(Stored data entries)
* * * * * * *

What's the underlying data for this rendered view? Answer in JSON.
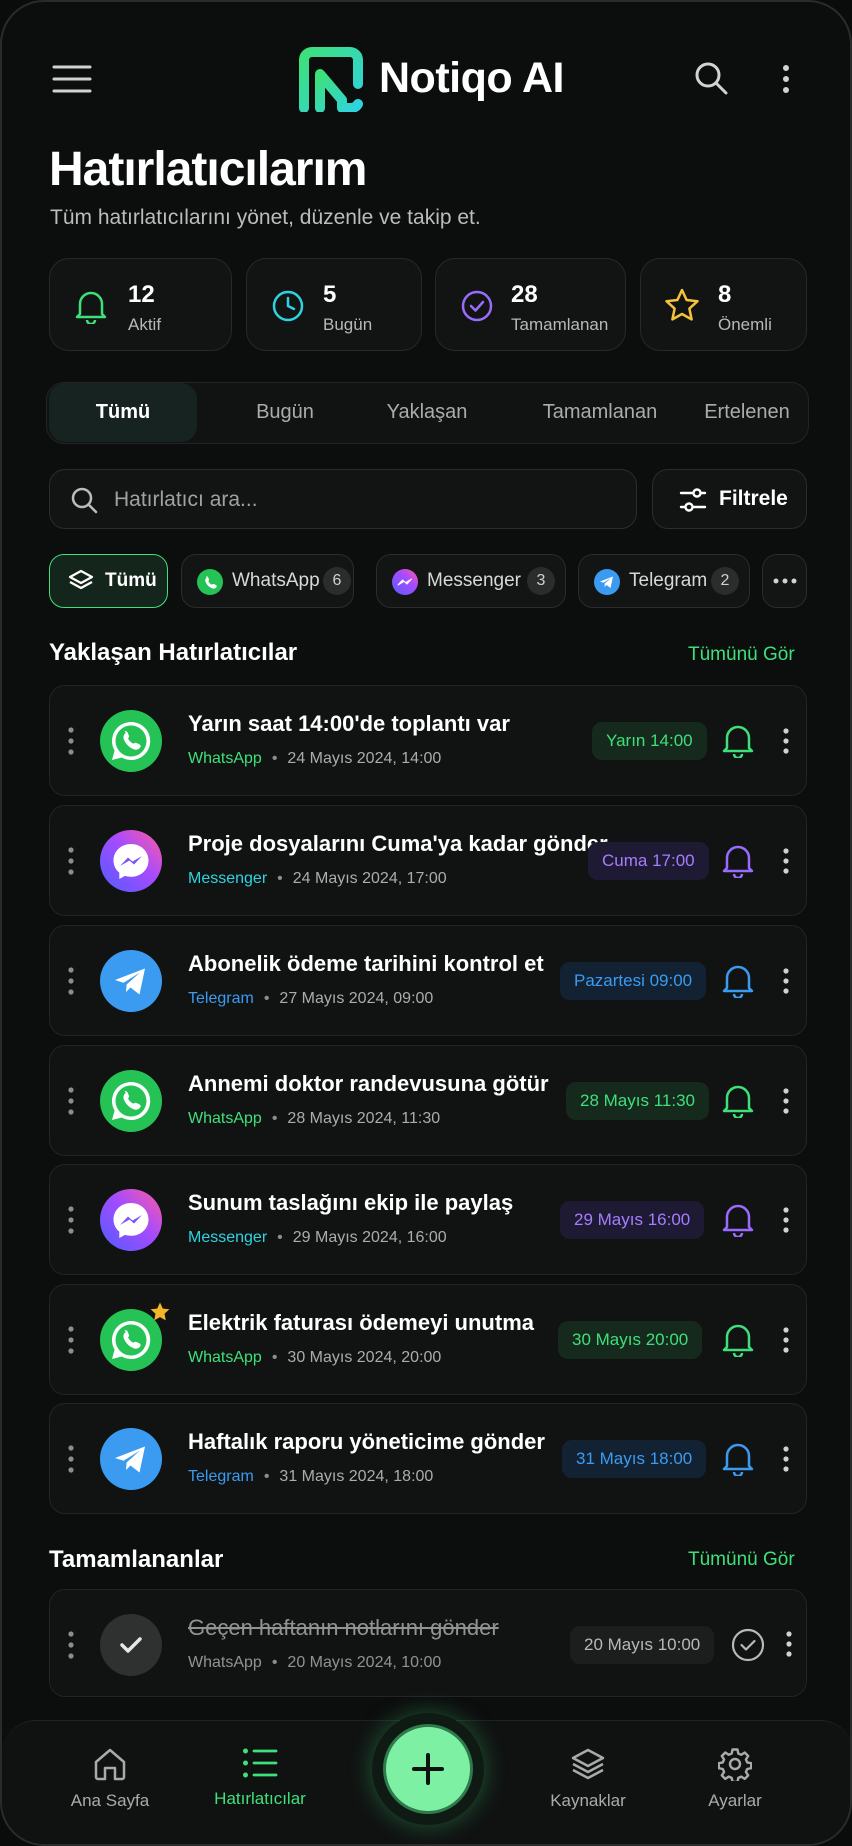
{
  "app": {
    "name": "Notiqo AI"
  },
  "page": {
    "title": "Hatırlatıcılarım",
    "subtitle": "Tüm hatırlatıcılarını yönet, düzenle ve takip et."
  },
  "stats": [
    {
      "value": "12",
      "label": "Aktif",
      "icon": "bell-icon",
      "color": "#3ee07a"
    },
    {
      "value": "5",
      "label": "Bugün",
      "icon": "clock-icon",
      "color": "#2fd3e0"
    },
    {
      "value": "28",
      "label": "Tamamlanan",
      "icon": "check-circle-icon",
      "color": "#9a6bff"
    },
    {
      "value": "8",
      "label": "Önemli",
      "icon": "star-icon",
      "color": "#f5c33b"
    }
  ],
  "tabs": [
    "Tümü",
    "Bugün",
    "Yaklaşan",
    "Tamamlanan",
    "Ertelenen"
  ],
  "active_tab": "Tümü",
  "search": {
    "placeholder": "Hatırlatıcı ara..."
  },
  "filter": {
    "label": "Filtrele"
  },
  "source_chips": [
    {
      "label": "Tümü",
      "count": null,
      "icon": "layers-icon"
    },
    {
      "label": "WhatsApp",
      "count": "6",
      "icon": "whatsapp-icon"
    },
    {
      "label": "Messenger",
      "count": "3",
      "icon": "messenger-icon"
    },
    {
      "label": "Telegram",
      "count": "2",
      "icon": "telegram-icon"
    }
  ],
  "upcoming": {
    "title": "Yaklaşan Hatırlatıcılar",
    "see_all": "Tümünü Gör",
    "items": [
      {
        "title": "Yarın saat 14:00'de toplantı var",
        "source": "WhatsApp",
        "date": "24 Mayıs 2024, 14:00",
        "badge": "Yarın 14:00",
        "starred": false
      },
      {
        "title": "Proje dosyalarını Cuma'ya kadar gönder",
        "source": "Messenger",
        "date": "24 Mayıs 2024, 17:00",
        "badge": "Cuma 17:00",
        "starred": false
      },
      {
        "title": "Abonelik ödeme tarihini kontrol et",
        "source": "Telegram",
        "date": "27 Mayıs 2024, 09:00",
        "badge": "Pazartesi 09:00",
        "starred": false
      },
      {
        "title": "Annemi doktor randevusuna götür",
        "source": "WhatsApp",
        "date": "28 Mayıs 2024, 11:30",
        "badge": "28 Mayıs 11:30",
        "starred": false
      },
      {
        "title": "Sunum taslağını ekip ile paylaş",
        "source": "Messenger",
        "date": "29 Mayıs 2024, 16:00",
        "badge": "29 Mayıs 16:00",
        "starred": false
      },
      {
        "title": "Elektrik faturası ödemeyi unutma",
        "source": "WhatsApp",
        "date": "30 Mayıs 2024, 20:00",
        "badge": "30 Mayıs 20:00",
        "starred": true
      },
      {
        "title": "Haftalık raporu yöneticime gönder",
        "source": "Telegram",
        "date": "31 Mayıs 2024, 18:00",
        "badge": "31 Mayıs 18:00",
        "starred": false
      }
    ]
  },
  "completed": {
    "title": "Tamamlananlar",
    "see_all": "Tümünü Gör",
    "items": [
      {
        "title": "Geçen haftanın notlarını gönder",
        "source": "WhatsApp",
        "date": "20 Mayıs 2024, 10:00",
        "badge": "20 Mayıs 10:00"
      }
    ]
  },
  "colors": {
    "whatsapp": "#3ee07a",
    "messenger": "#9a6bff",
    "telegram": "#3a9bf0",
    "accent": "#3ee07a"
  },
  "nav": [
    {
      "label": "Ana Sayfa",
      "icon": "home-icon"
    },
    {
      "label": "Hatırlatıcılar",
      "icon": "list-icon",
      "active": true
    },
    {
      "label": "",
      "icon": "plus-icon"
    },
    {
      "label": "Kaynaklar",
      "icon": "layers-icon"
    },
    {
      "label": "Ayarlar",
      "icon": "gear-icon"
    }
  ]
}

* * * * * * *

> [DESCRIPTION OF THE TASK] Strip out the images, then output the records above word for word.

> [EXERCISE RESULT]
What's the underlying data for this rendered view? Answer in JSON.
{
  "app": {
    "name": "Notiqo AI"
  },
  "page": {
    "title": "Hatırlatıcılarım",
    "subtitle": "Tüm hatırlatıcılarını yönet, düzenle ve takip et."
  },
  "stats": [
    {
      "value": "12",
      "label": "Aktif",
      "icon": "bell-icon",
      "color": "#3ee07a"
    },
    {
      "value": "5",
      "label": "Bugün",
      "icon": "clock-icon",
      "color": "#2fd3e0"
    },
    {
      "value": "28",
      "label": "Tamamlanan",
      "icon": "check-circle-icon",
      "color": "#9a6bff"
    },
    {
      "value": "8",
      "label": "Önemli",
      "icon": "star-icon",
      "color": "#f5c33b"
    }
  ],
  "tabs": [
    "Tümü",
    "Bugün",
    "Yaklaşan",
    "Tamamlanan",
    "Ertelenen"
  ],
  "active_tab": "Tümü",
  "search": {
    "placeholder": "Hatırlatıcı ara..."
  },
  "filter": {
    "label": "Filtrele"
  },
  "source_chips": [
    {
      "label": "Tümü",
      "count": null,
      "icon": "layers-icon"
    },
    {
      "label": "WhatsApp",
      "count": "6",
      "icon": "whatsapp-icon"
    },
    {
      "label": "Messenger",
      "count": "3",
      "icon": "messenger-icon"
    },
    {
      "label": "Telegram",
      "count": "2",
      "icon": "telegram-icon"
    }
  ],
  "upcoming": {
    "title": "Yaklaşan Hatırlatıcılar",
    "see_all": "Tümünü Gör",
    "items": [
      {
        "title": "Yarın saat 14:00'de toplantı var",
        "source": "WhatsApp",
        "date": "24 Mayıs 2024, 14:00",
        "badge": "Yarın 14:00",
        "starred": false
      },
      {
        "title": "Proje dosyalarını Cuma'ya kadar gönder",
        "source": "Messenger",
        "date": "24 Mayıs 2024, 17:00",
        "badge": "Cuma 17:00",
        "starred": false
      },
      {
        "title": "Abonelik ödeme tarihini kontrol et",
        "source": "Telegram",
        "date": "27 Mayıs 2024, 09:00",
        "badge": "Pazartesi 09:00",
        "starred": false
      },
      {
        "title": "Annemi doktor randevusuna götür",
        "source": "WhatsApp",
        "date": "28 Mayıs 2024, 11:30",
        "badge": "28 Mayıs 11:30",
        "starred": false
      },
      {
        "title": "Sunum taslağını ekip ile paylaş",
        "source": "Messenger",
        "date": "29 Mayıs 2024, 16:00",
        "badge": "29 Mayıs 16:00",
        "starred": false
      },
      {
        "title": "Elektrik faturası ödemeyi unutma",
        "source": "WhatsApp",
        "date": "30 Mayıs 2024, 20:00",
        "badge": "30 Mayıs 20:00",
        "starred": true
      },
      {
        "title": "Haftalık raporu yöneticime gönder",
        "source": "Telegram",
        "date": "31 Mayıs 2024, 18:00",
        "badge": "31 Mayıs 18:00",
        "starred": false
      }
    ]
  },
  "completed": {
    "title": "Tamamlananlar",
    "see_all": "Tümünü Gör",
    "items": [
      {
        "title": "Geçen haftanın notlarını gönder",
        "source": "WhatsApp",
        "date": "20 Mayıs 2024, 10:00",
        "badge": "20 Mayıs 10:00"
      }
    ]
  },
  "colors": {
    "whatsapp": "#3ee07a",
    "messenger": "#9a6bff",
    "telegram": "#3a9bf0",
    "accent": "#3ee07a"
  },
  "nav": [
    {
      "label": "Ana Sayfa",
      "icon": "home-icon"
    },
    {
      "label": "Hatırlatıcılar",
      "icon": "list-icon",
      "active": true
    },
    {
      "label": "",
      "icon": "plus-icon"
    },
    {
      "label": "Kaynaklar",
      "icon": "layers-icon"
    },
    {
      "label": "Ayarlar",
      "icon": "gear-icon"
    }
  ]
}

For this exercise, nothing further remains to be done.